+++ LISTED ENTRIES +++

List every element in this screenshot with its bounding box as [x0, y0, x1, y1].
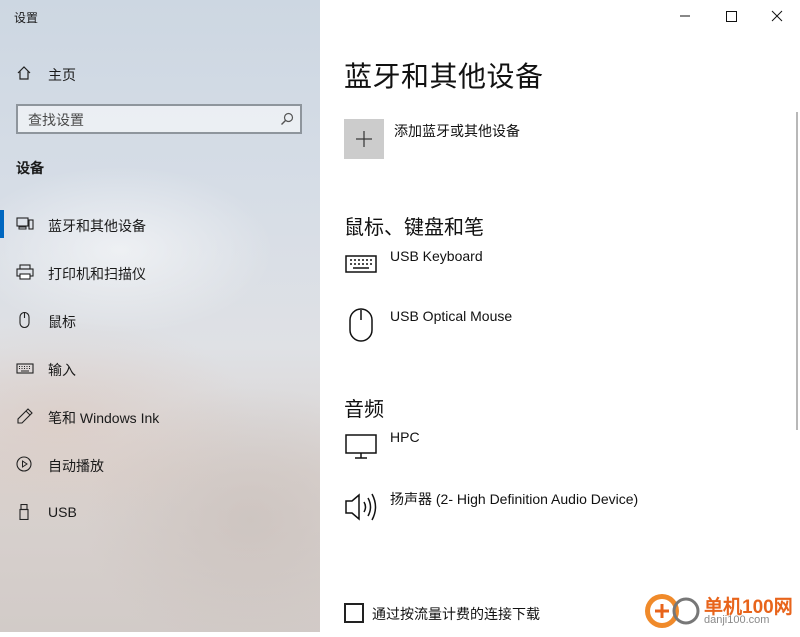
search-input[interactable]: [26, 111, 270, 129]
main-content: 蓝牙和其他设备 添加蓝牙或其他设备 鼠标、键盘和笔 USB Keyboard U…: [320, 0, 800, 632]
device-name: USB Optical Mouse: [390, 308, 513, 324]
sidebar-item-label: USB: [48, 504, 77, 520]
sidebar-item-bluetooth[interactable]: 蓝牙和其他设备: [0, 206, 320, 242]
device-name: 扬声器 (2- High Definition Audio Device): [390, 491, 639, 507]
close-icon: [771, 10, 783, 22]
keyboard-icon: [16, 363, 34, 374]
device-hpc[interactable]: HPC: [344, 429, 764, 479]
keyboard-icon: [345, 255, 377, 273]
device-usb-mouse[interactable]: USB Optical Mouse: [344, 308, 764, 358]
device-speaker[interactable]: 扬声器 (2- High Definition Audio Device): [344, 489, 764, 539]
watermark-url: danji100.com: [704, 614, 770, 626]
mouse-icon: [349, 308, 373, 342]
monitor-icon: [345, 434, 377, 459]
close-button[interactable]: [754, 0, 800, 32]
metered-download-checkbox[interactable]: 通过按流量计费的连接下载: [344, 603, 664, 627]
sidebar-item-typing[interactable]: 输入: [0, 350, 320, 386]
active-indicator: [0, 210, 4, 238]
sidebar-item-usb[interactable]: USB: [0, 494, 320, 530]
checkbox[interactable]: [344, 603, 364, 623]
watermark: 单机100网 danji100.com: [642, 590, 794, 630]
sidebar-item-label: 输入: [48, 362, 76, 378]
group-title-audio: 音频: [344, 399, 384, 421]
device-name: USB Keyboard: [390, 248, 483, 264]
minimize-button[interactable]: [662, 0, 708, 32]
minimize-icon: [680, 15, 690, 17]
home-icon: [17, 66, 31, 80]
autoplay-icon: [16, 456, 32, 472]
usb-icon: [19, 504, 29, 520]
nav-home[interactable]: 主页: [0, 58, 320, 88]
bluetooth-devices-icon: [16, 217, 34, 230]
page-title: 蓝牙和其他设备: [344, 61, 544, 92]
sidebar-item-printers[interactable]: 打印机和扫描仪: [0, 254, 320, 290]
speaker-icon: [345, 493, 377, 521]
sidebar-item-label: 笔和 Windows Ink: [48, 410, 160, 426]
printer-icon: [16, 264, 34, 280]
device-name: HPC: [390, 429, 420, 445]
plus-icon: [356, 131, 372, 147]
maximize-icon: [726, 11, 737, 22]
sidebar-item-label: 打印机和扫描仪: [48, 266, 146, 282]
add-device-label[interactable]: 添加蓝牙或其他设备: [394, 121, 520, 141]
sidebar-item-label: 蓝牙和其他设备: [48, 218, 146, 234]
section-title: 设备: [16, 160, 44, 176]
watermark-logo-icon: [645, 594, 700, 628]
window-title: 设置: [14, 11, 39, 25]
add-device-button[interactable]: [344, 119, 384, 159]
search-icon[interactable]: [280, 112, 294, 126]
pen-icon: [17, 408, 33, 424]
group-title-input-devices: 鼠标、键盘和笔: [344, 217, 484, 239]
sidebar-item-autoplay[interactable]: 自动播放: [0, 446, 320, 482]
sidebar: 设置 主页 设备 蓝牙和其他设备 打印机和扫描仪: [0, 0, 320, 632]
sidebar-item-mouse[interactable]: 鼠标: [0, 302, 320, 338]
mouse-icon: [19, 312, 30, 328]
search-box[interactable]: [16, 104, 302, 134]
sidebar-item-label: 鼠标: [48, 314, 76, 330]
scrollbar[interactable]: [796, 112, 798, 430]
nav-home-label: 主页: [48, 67, 76, 83]
sidebar-item-pen[interactable]: 笔和 Windows Ink: [0, 398, 320, 434]
device-usb-keyboard[interactable]: USB Keyboard: [344, 248, 764, 298]
metered-download-label: 通过按流量计费的连接下载: [372, 606, 540, 622]
sidebar-item-label: 自动播放: [48, 458, 104, 474]
maximize-button[interactable]: [708, 0, 754, 32]
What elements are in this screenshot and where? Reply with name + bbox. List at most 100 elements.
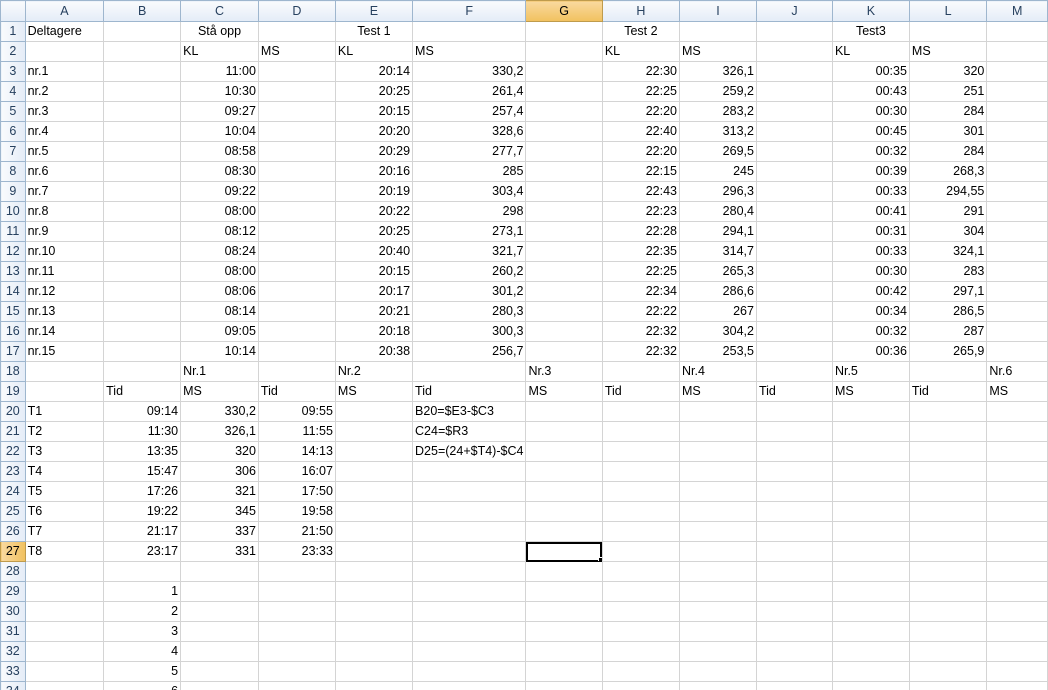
cell-d1[interactable] (257, 21, 336, 42)
cell-m6[interactable] (986, 121, 1048, 142)
cell-l32[interactable] (908, 641, 988, 662)
cell-h25[interactable] (601, 501, 680, 522)
cell-b30[interactable]: 2 (103, 601, 182, 622)
row-header-23[interactable]: 23 (0, 461, 26, 482)
cell-e12[interactable]: 20:40 (334, 241, 414, 262)
cell-b14[interactable] (103, 281, 182, 302)
cell-b12[interactable] (103, 241, 182, 262)
cell-m12[interactable] (986, 241, 1048, 262)
cell-i7[interactable]: 269,5 (678, 141, 757, 162)
row-header-28[interactable]: 28 (0, 561, 26, 582)
cell-e15[interactable]: 20:21 (334, 301, 414, 322)
cell-h32[interactable] (601, 641, 680, 662)
cell-k12[interactable]: 00:33 (831, 241, 910, 262)
cell-i9[interactable]: 296,3 (678, 181, 757, 202)
cell-k15[interactable]: 00:34 (831, 301, 910, 322)
cell-i12[interactable]: 314,7 (678, 241, 757, 262)
column-header-h[interactable]: H (601, 0, 680, 22)
cell-a30[interactable] (24, 601, 105, 622)
cell-c34[interactable] (180, 681, 259, 690)
cell-f26[interactable] (412, 521, 527, 542)
select-all-corner[interactable] (0, 0, 26, 22)
cell-l1[interactable] (908, 21, 988, 42)
column-header-g[interactable]: G (525, 0, 603, 22)
cell-j4[interactable] (755, 81, 833, 102)
cell-k31[interactable] (831, 621, 910, 642)
cell-a7[interactable]: nr.5 (24, 141, 105, 162)
cell-l31[interactable] (908, 621, 988, 642)
cell-l8[interactable]: 268,3 (908, 161, 988, 182)
cell-f19[interactable]: Tid (412, 381, 527, 402)
cell-j21[interactable] (755, 421, 833, 442)
cell-g32[interactable] (525, 641, 603, 662)
cell-d6[interactable] (257, 121, 336, 142)
cell-g6[interactable] (525, 121, 603, 142)
row-header-2[interactable]: 2 (0, 41, 26, 62)
cell-i6[interactable]: 313,2 (678, 121, 757, 142)
cell-g20[interactable] (525, 401, 603, 422)
cell-g1[interactable] (525, 21, 603, 42)
cell-e16[interactable]: 20:18 (334, 321, 414, 342)
row-header-14[interactable]: 14 (0, 281, 26, 302)
cell-e25[interactable] (334, 501, 414, 522)
cell-e6[interactable]: 20:20 (334, 121, 414, 142)
cell-d14[interactable] (257, 281, 336, 302)
cell-i19[interactable]: MS (678, 381, 757, 402)
cell-g15[interactable] (525, 301, 603, 322)
cell-d22[interactable]: 14:13 (257, 441, 336, 462)
cell-k3[interactable]: 00:35 (831, 61, 910, 82)
cell-h26[interactable] (601, 521, 680, 542)
cell-a34[interactable] (24, 681, 105, 690)
cell-l18[interactable] (908, 361, 988, 382)
cell-c1[interactable]: Stå opp (180, 21, 259, 42)
cell-e32[interactable] (334, 641, 414, 662)
cell-m7[interactable] (986, 141, 1048, 162)
cell-j32[interactable] (755, 641, 833, 662)
cell-d15[interactable] (257, 301, 336, 322)
cell-k21[interactable] (831, 421, 910, 442)
cell-b18[interactable] (103, 361, 182, 382)
cell-i32[interactable] (678, 641, 757, 662)
cell-l25[interactable] (908, 501, 988, 522)
row-header-1[interactable]: 1 (0, 21, 26, 42)
cell-l28[interactable] (908, 561, 988, 582)
cell-f2[interactable]: MS (412, 41, 527, 62)
cell-k7[interactable]: 00:32 (831, 141, 910, 162)
cell-j27[interactable] (755, 541, 833, 562)
cell-l3[interactable]: 320 (908, 61, 988, 82)
row-header-4[interactable]: 4 (0, 81, 26, 102)
cell-c30[interactable] (180, 601, 259, 622)
cell-b23[interactable]: 15:47 (103, 461, 182, 482)
cell-b5[interactable] (103, 101, 182, 122)
cell-a11[interactable]: nr.9 (24, 221, 105, 242)
cell-c28[interactable] (180, 561, 259, 582)
cell-g7[interactable] (525, 141, 603, 162)
cell-d28[interactable] (257, 561, 336, 582)
cell-k32[interactable] (831, 641, 910, 662)
cell-d26[interactable]: 21:50 (257, 521, 336, 542)
cell-a3[interactable]: nr.1 (24, 61, 105, 82)
cell-e34[interactable] (334, 681, 414, 690)
cell-f17[interactable]: 256,7 (412, 341, 527, 362)
cell-c8[interactable]: 08:30 (180, 161, 259, 182)
cell-e20[interactable] (334, 401, 414, 422)
cell-h22[interactable] (601, 441, 680, 462)
column-header-m[interactable]: M (986, 0, 1048, 22)
row-header-6[interactable]: 6 (0, 121, 26, 142)
cell-m32[interactable] (986, 641, 1048, 662)
row-header-5[interactable]: 5 (0, 101, 26, 122)
cell-i23[interactable] (678, 461, 757, 482)
cell-k30[interactable] (831, 601, 910, 622)
cell-b8[interactable] (103, 161, 182, 182)
cell-j2[interactable] (755, 41, 833, 62)
row-header-19[interactable]: 19 (0, 381, 26, 402)
cell-b1[interactable] (103, 21, 182, 42)
cell-k20[interactable] (831, 401, 910, 422)
row-header-21[interactable]: 21 (0, 421, 26, 442)
cell-a31[interactable] (24, 621, 105, 642)
cell-k1[interactable]: Test3 (831, 21, 910, 42)
cell-b2[interactable] (103, 41, 182, 62)
cell-g31[interactable] (525, 621, 603, 642)
cell-m19[interactable]: MS (986, 381, 1048, 402)
cell-g12[interactable] (525, 241, 603, 262)
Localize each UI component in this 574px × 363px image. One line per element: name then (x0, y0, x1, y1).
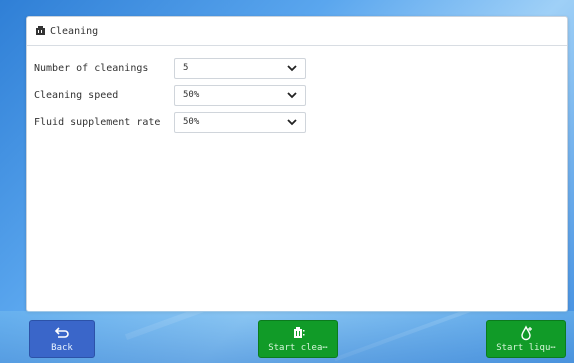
back-button[interactable]: Back (29, 320, 95, 358)
start-liquid-label: Start liqu⋯ (496, 343, 556, 353)
start-liquid-button[interactable]: Start liqu⋯ (486, 320, 566, 358)
start-cleaning-button[interactable]: Start clea⋯ (258, 320, 338, 358)
fluid-supplement-rate-select[interactable]: 50% (174, 111, 306, 133)
field-label: Fluid supplement rate (34, 116, 161, 128)
field-row-fluid-supplement-rate: Fluid supplement rate 50% (34, 110, 306, 134)
select-value: 50% (183, 117, 200, 127)
field-row-number-of-cleanings: Number of cleanings 5 (34, 56, 306, 80)
cleaning-icon (36, 26, 45, 35)
field-row-cleaning-speed: Cleaning speed 50% (34, 83, 306, 107)
cleaning-panel: Cleaning Number of cleanings 5 Cleaning … (26, 16, 568, 312)
field-label: Cleaning speed (34, 89, 119, 101)
field-label: Number of cleanings (34, 62, 149, 74)
chevron-down-icon (287, 119, 297, 126)
panel-title: Cleaning (50, 25, 99, 37)
number-of-cleanings-select[interactable]: 5 (174, 57, 306, 79)
cleaning-icon (294, 327, 305, 338)
panel-header: Cleaning (27, 17, 567, 46)
select-value: 50% (183, 90, 200, 100)
chevron-down-icon (287, 92, 297, 99)
back-arrow-icon (54, 327, 69, 338)
chevron-down-icon (287, 65, 297, 72)
back-button-label: Back (51, 343, 73, 353)
cleaning-form: Number of cleanings 5 Cleaning speed 50%… (34, 56, 306, 137)
droplet-icon (521, 325, 532, 341)
start-cleaning-label: Start clea⋯ (268, 343, 328, 353)
select-value: 5 (183, 63, 189, 73)
cleaning-speed-select[interactable]: 50% (174, 84, 306, 106)
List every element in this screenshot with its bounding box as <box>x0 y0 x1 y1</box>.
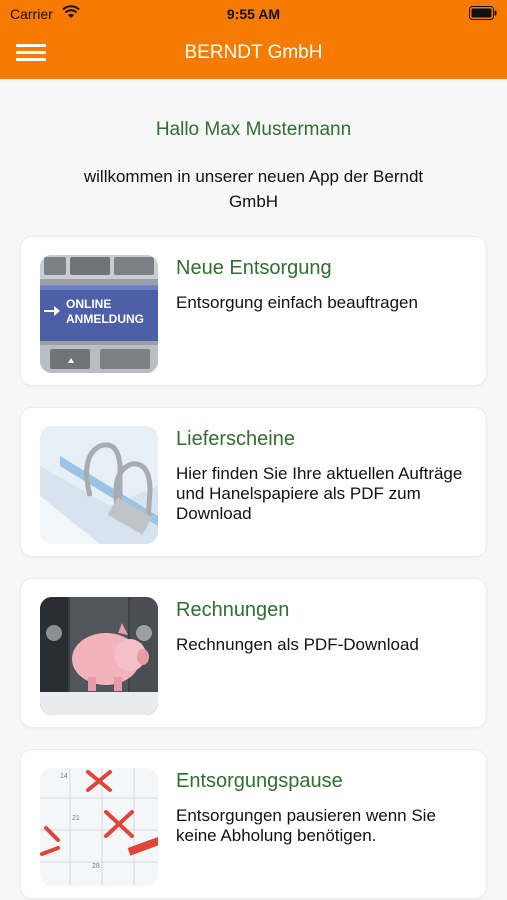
card-description: Rechnungen als PDF-Download <box>176 635 419 654</box>
piggy-bank-image <box>40 597 158 715</box>
app-title: BERNDT GmbH <box>184 42 323 63</box>
online-registration-image: ONLINE ANMELDUNG <box>40 255 158 373</box>
card-title: Entsorgungspause <box>176 770 343 792</box>
greeting-text: Hallo Max Mustermann <box>155 119 352 140</box>
calendar-number: 14 <box>60 773 68 780</box>
card-lieferscheine[interactable]: Lieferscheine Hier finden Sie Ihre aktue… <box>20 407 487 557</box>
calendar-image: 14 21 28 <box>40 768 158 886</box>
calendar-number: 28 <box>92 863 100 870</box>
calendar-number: 21 <box>72 815 80 822</box>
card-description: Entsorgungen pausieren wenn Sie keine Ab… <box>176 806 436 845</box>
card-title: Rechnungen <box>176 599 290 621</box>
binder-rings-image <box>40 426 158 544</box>
card-rechnungen[interactable]: Rechnungen Rechnungen als PDF-Download <box>20 578 487 728</box>
card-title: Neue Entsorgung <box>176 257 332 279</box>
card-description: Hier finden Sie Ihre aktuellen Aufträge … <box>176 464 463 523</box>
status-time: 9:55 AM <box>226 6 281 22</box>
card-entsorgungspause[interactable]: 14 21 28 Entsorgungspause Entsorgungen p… <box>20 749 487 899</box>
card-description: Entsorgung einfach beauftragen <box>176 293 418 312</box>
battery-icon <box>469 6 497 20</box>
welcome-text: willkommen in unserer neuen App der Bern… <box>83 167 424 211</box>
card-title: Lieferscheine <box>176 428 295 450</box>
status-bar: Carrier 9:55 AM <box>0 0 507 28</box>
card-neue-entsorgung[interactable]: ONLINE ANMELDUNG Neue Entsorgung Entsorgu… <box>20 236 487 386</box>
nav-bar: BERNDT GmbH <box>0 28 507 79</box>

+++

▶ _AIM OF THE TASK_: Could you quote verbatim the lines of the data above, starting with the line that contains "cell-d1[interactable] (257, 21, 336, 42)" and going on through the line that contains "cell-j21[interactable] (755, 421, 833, 442)", with both of those lines included?

▶ _FINAL RESULT_:
cell-d1[interactable] (257, 21, 336, 42)
cell-m6[interactable] (986, 121, 1048, 142)
cell-l32[interactable] (908, 641, 988, 662)
cell-h25[interactable] (601, 501, 680, 522)
cell-b30[interactable]: 2 (103, 601, 182, 622)
row-header-23[interactable]: 23 (0, 461, 26, 482)
cell-e12[interactable]: 20:40 (334, 241, 414, 262)
cell-b14[interactable] (103, 281, 182, 302)
cell-b12[interactable] (103, 241, 182, 262)
cell-m12[interactable] (986, 241, 1048, 262)
cell-i7[interactable]: 269,5 (678, 141, 757, 162)
row-header-28[interactable]: 28 (0, 561, 26, 582)
cell-e15[interactable]: 20:21 (334, 301, 414, 322)
cell-h32[interactable] (601, 641, 680, 662)
cell-k12[interactable]: 00:33 (831, 241, 910, 262)
cell-i9[interactable]: 296,3 (678, 181, 757, 202)
cell-k15[interactable]: 00:34 (831, 301, 910, 322)
cell-i12[interactable]: 314,7 (678, 241, 757, 262)
column-header-h[interactable]: H (601, 0, 680, 22)
cell-a30[interactable] (24, 601, 105, 622)
cell-c34[interactable] (180, 681, 259, 690)
cell-f26[interactable] (412, 521, 527, 542)
select-all-corner[interactable] (0, 0, 26, 22)
cell-l1[interactable] (908, 21, 988, 42)
column-header-g[interactable]: G (525, 0, 603, 22)
cell-j4[interactable] (755, 81, 833, 102)
cell-k31[interactable] (831, 621, 910, 642)
cell-a7[interactable]: nr.5 (24, 141, 105, 162)
cell-l31[interactable] (908, 621, 988, 642)
cell-l8[interactable]: 268,3 (908, 161, 988, 182)
cell-f19[interactable]: Tid (412, 381, 527, 402)
cell-j21[interactable] (755, 421, 833, 442)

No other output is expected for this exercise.